**EXERCISE DIRECTIONS**. Below are records to be output exactly, every one of them.

**EXERCISE MATERIAL**.
================================

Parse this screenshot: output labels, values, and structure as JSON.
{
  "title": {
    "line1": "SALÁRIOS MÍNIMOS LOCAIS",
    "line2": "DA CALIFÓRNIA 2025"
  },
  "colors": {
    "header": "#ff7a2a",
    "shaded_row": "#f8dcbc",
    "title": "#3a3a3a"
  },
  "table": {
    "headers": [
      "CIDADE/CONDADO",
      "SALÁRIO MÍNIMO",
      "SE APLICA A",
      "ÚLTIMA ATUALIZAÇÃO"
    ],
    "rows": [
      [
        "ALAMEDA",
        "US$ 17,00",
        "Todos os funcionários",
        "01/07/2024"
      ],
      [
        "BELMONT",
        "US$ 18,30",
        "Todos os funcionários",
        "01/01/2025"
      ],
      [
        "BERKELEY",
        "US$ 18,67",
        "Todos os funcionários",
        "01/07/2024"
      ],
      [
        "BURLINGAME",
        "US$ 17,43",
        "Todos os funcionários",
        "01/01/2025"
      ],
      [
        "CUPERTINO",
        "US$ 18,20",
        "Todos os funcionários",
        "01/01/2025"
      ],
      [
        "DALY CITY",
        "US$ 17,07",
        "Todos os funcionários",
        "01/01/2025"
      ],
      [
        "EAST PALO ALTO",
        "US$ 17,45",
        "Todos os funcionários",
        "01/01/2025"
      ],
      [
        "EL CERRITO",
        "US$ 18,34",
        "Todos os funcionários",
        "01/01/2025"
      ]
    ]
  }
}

================================

**ANSWER FOR THIS EXERCISE**.
Parse this screenshot: output labels, values, and structure as JSON.
{
  "title": {
    "line1": "SALÁRIOS MÍNIMOS LOCAIS",
    "line2": "DA CALIFÓRNIA 2025"
  },
  "colors": {
    "header": "#ff7a2a",
    "shaded_row": "#f8dcbc",
    "title": "#3a3a3a"
  },
  "table": {
    "headers": [
      "CIDADE/CONDADO",
      "SALÁRIO MÍNIMO",
      "SE APLICA A",
      "ÚLTIMA ATUALIZAÇÃO"
    ],
    "rows": [
      [
        "ALAMEDA",
        "US$ 17,00",
        "Todos os funcionários",
        "01/07/2024"
      ],
      [
        "BELMONT",
        "US$ 18,30",
        "Todos os funcionários",
        "01/01/2025"
      ],
      [
        "BERKELEY",
        "US$ 18,67",
        "Todos os funcionários",
        "01/07/2024"
      ],
      [
        "BURLINGAME",
        "US$ 17,43",
        "Todos os funcionários",
        "01/01/2025"
      ],
      [
        "CUPERTINO",
        "US$ 18,20",
        "Todos os funcionários",
        "01/01/2025"
      ],
      [
        "DALY CITY",
        "US$ 17,07",
        "Todos os funcionários",
        "01/01/2025"
      ],
      [
        "EAST PALO ALTO",
        "US$ 17,45",
        "Todos os funcionários",
        "01/01/2025"
      ],
      [
        "EL CERRITO",
        "US$ 18,34",
        "Todos os funcionários",
        "01/01/2025"
      ]
    ]
  }
}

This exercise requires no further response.